▸ WORK TO COMPLETE
In the entries below, how many lines hold the string "Reads"? Answer with the number only.

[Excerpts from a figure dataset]

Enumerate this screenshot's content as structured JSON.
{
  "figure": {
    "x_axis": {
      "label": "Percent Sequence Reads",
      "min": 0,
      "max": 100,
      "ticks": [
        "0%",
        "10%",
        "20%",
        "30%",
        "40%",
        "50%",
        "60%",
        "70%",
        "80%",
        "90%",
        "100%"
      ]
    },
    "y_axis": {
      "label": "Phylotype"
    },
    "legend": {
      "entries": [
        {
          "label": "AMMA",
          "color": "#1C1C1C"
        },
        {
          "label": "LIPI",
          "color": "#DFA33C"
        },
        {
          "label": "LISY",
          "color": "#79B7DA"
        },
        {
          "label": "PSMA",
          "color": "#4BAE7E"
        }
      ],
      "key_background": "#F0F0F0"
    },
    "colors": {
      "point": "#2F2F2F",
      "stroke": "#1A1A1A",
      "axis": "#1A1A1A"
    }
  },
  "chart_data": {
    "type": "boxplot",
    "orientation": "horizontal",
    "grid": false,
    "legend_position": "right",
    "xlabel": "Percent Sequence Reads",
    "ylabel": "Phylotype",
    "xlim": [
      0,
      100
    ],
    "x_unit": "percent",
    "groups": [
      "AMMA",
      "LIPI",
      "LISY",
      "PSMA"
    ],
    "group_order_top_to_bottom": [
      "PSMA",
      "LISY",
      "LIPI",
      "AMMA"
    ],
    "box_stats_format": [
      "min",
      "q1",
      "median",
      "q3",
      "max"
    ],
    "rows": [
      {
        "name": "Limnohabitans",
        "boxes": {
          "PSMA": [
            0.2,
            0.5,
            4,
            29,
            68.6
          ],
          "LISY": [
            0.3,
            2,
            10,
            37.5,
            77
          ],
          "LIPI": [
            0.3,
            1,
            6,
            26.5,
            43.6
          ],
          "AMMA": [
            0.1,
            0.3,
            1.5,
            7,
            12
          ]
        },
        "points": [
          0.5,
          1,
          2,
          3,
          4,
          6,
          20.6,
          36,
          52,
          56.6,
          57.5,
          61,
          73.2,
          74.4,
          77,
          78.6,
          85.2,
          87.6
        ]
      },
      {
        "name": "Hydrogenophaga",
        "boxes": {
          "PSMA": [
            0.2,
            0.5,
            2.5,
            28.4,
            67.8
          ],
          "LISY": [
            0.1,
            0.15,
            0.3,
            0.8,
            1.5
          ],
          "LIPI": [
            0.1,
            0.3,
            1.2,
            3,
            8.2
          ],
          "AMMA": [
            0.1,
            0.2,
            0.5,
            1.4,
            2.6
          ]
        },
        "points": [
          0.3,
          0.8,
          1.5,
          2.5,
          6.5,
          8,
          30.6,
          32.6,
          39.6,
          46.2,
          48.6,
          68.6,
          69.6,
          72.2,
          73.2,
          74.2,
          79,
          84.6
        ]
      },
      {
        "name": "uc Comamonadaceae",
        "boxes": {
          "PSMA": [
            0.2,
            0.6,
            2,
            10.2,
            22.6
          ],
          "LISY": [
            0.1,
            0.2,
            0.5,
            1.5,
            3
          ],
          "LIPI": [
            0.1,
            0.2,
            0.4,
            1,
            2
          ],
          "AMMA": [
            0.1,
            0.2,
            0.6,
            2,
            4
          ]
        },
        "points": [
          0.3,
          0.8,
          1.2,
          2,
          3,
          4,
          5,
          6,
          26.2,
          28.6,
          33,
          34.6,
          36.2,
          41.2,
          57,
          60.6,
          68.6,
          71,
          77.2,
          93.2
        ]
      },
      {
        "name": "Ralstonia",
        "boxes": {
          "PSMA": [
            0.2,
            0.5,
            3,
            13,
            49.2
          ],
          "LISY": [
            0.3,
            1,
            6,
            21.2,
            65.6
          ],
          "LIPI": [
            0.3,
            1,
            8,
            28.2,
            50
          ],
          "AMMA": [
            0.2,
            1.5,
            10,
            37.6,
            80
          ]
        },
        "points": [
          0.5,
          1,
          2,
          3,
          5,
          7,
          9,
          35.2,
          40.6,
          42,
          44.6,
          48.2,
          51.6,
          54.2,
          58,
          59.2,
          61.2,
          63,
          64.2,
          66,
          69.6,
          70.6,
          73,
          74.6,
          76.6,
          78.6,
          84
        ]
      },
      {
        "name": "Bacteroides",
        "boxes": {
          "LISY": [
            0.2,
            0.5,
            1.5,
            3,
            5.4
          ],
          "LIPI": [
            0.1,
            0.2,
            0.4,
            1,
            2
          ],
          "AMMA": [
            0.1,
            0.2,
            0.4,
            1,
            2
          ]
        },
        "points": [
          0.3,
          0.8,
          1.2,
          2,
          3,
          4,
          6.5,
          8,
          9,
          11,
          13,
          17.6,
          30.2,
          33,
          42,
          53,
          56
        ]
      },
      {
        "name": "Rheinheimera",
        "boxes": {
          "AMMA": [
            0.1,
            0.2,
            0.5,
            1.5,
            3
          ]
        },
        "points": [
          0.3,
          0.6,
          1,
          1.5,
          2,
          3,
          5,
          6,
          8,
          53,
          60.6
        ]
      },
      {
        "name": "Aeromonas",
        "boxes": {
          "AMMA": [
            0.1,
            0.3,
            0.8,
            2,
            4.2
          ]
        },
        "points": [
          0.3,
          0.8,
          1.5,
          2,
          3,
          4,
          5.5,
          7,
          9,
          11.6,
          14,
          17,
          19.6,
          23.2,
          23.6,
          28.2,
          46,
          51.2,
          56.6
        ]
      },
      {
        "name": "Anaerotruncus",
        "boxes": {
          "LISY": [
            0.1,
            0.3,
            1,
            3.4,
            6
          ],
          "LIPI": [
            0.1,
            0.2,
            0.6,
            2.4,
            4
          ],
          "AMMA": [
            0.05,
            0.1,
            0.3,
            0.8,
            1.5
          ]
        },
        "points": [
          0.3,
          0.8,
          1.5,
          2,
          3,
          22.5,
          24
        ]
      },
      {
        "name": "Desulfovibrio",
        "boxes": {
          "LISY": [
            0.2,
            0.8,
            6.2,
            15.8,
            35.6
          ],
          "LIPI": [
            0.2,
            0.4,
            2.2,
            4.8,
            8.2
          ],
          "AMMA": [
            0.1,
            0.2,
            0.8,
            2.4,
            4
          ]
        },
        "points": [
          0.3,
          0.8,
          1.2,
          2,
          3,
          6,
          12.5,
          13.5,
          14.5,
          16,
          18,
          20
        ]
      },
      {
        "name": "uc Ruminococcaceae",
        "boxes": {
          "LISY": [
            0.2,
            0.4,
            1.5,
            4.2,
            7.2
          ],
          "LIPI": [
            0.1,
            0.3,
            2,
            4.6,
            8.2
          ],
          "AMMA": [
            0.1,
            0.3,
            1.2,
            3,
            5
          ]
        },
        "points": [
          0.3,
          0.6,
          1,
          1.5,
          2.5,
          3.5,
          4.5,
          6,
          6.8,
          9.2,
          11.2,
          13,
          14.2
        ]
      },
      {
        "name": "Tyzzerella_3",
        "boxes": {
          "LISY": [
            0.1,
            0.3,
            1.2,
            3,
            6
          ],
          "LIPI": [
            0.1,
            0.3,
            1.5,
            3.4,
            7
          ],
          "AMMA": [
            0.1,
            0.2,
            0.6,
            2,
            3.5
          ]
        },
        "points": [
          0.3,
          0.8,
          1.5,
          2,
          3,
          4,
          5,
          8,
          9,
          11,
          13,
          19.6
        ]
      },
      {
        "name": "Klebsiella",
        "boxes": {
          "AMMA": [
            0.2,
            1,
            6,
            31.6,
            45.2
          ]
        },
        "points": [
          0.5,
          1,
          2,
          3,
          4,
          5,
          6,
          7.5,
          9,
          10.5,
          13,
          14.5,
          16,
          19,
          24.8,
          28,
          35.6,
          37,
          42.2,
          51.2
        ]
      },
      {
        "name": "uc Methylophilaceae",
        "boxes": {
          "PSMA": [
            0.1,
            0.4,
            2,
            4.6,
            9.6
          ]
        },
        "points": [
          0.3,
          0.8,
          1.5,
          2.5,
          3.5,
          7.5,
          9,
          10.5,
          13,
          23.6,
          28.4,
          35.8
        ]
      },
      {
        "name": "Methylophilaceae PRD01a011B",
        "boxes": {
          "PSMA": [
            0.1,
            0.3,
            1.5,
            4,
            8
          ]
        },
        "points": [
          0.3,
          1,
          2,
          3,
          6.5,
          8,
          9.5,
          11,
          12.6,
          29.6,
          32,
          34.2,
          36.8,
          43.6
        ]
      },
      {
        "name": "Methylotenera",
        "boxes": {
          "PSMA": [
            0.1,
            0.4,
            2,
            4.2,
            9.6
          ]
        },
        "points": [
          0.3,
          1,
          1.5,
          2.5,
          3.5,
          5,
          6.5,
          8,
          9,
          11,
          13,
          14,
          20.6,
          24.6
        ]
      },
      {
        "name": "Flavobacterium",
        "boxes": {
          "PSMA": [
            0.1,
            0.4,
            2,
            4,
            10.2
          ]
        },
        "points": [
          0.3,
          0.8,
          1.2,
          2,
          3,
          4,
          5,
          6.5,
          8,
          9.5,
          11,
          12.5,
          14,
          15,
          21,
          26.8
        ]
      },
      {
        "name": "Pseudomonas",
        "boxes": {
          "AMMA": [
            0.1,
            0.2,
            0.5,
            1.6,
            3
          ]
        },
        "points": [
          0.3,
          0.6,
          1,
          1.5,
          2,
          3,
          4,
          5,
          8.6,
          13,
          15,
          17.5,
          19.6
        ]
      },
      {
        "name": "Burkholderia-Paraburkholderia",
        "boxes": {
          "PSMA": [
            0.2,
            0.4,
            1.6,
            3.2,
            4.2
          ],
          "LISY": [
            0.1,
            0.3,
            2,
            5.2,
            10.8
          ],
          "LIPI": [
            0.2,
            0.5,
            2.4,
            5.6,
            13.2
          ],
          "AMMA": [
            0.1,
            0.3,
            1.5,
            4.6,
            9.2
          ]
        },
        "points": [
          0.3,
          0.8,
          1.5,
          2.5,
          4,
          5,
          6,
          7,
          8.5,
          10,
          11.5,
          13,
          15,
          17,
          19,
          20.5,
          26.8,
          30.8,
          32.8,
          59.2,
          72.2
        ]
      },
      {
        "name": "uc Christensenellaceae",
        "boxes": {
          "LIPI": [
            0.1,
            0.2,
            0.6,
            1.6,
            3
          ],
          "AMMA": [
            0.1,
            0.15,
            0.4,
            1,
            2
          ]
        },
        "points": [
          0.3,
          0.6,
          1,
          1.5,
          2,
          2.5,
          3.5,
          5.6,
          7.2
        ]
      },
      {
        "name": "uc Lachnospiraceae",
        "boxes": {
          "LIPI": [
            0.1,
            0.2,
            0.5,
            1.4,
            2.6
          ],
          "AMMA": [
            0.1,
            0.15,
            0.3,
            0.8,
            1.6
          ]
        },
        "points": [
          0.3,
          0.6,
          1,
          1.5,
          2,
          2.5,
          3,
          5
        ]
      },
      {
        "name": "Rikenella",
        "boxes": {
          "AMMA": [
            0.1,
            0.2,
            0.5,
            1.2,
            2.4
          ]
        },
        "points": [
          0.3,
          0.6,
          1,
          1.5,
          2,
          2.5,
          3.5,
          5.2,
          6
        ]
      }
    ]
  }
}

▸ WRITTEN ANSWER
2